## START DATA ROWS

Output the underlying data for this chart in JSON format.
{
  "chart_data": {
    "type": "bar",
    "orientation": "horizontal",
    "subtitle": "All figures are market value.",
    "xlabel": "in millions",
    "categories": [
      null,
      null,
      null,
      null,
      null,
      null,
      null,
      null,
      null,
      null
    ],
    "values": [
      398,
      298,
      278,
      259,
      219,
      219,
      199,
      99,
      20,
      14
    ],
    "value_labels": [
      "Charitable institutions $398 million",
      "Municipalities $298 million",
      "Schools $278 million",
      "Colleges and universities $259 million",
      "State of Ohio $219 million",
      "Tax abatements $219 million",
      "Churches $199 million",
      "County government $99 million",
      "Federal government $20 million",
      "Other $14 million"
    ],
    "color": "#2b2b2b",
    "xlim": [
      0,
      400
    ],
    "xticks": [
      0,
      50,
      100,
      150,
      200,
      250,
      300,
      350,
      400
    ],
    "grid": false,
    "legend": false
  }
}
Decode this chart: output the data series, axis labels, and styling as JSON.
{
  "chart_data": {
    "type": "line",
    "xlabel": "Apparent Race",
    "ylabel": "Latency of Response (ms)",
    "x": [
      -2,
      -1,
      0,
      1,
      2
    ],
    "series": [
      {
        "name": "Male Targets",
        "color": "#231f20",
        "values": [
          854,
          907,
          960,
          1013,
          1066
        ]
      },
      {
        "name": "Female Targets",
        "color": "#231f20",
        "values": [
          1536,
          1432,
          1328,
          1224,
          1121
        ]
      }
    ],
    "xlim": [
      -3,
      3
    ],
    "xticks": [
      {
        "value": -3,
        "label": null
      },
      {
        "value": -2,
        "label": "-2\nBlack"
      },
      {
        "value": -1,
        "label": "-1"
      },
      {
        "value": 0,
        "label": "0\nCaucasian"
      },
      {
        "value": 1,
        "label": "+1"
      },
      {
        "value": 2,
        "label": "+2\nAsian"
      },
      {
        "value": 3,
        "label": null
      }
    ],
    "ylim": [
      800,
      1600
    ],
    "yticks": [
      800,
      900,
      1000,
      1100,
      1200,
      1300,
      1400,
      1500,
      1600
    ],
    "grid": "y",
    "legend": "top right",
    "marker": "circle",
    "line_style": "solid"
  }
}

## END DATA ROWS

## [WHAT THE TASK ASKS]
Copy out every line from the data above that has "xlabel" in it.

## [RESPONSE BELOW]
    "xlabel": "in millions",
    "xlabel": "Apparent Race",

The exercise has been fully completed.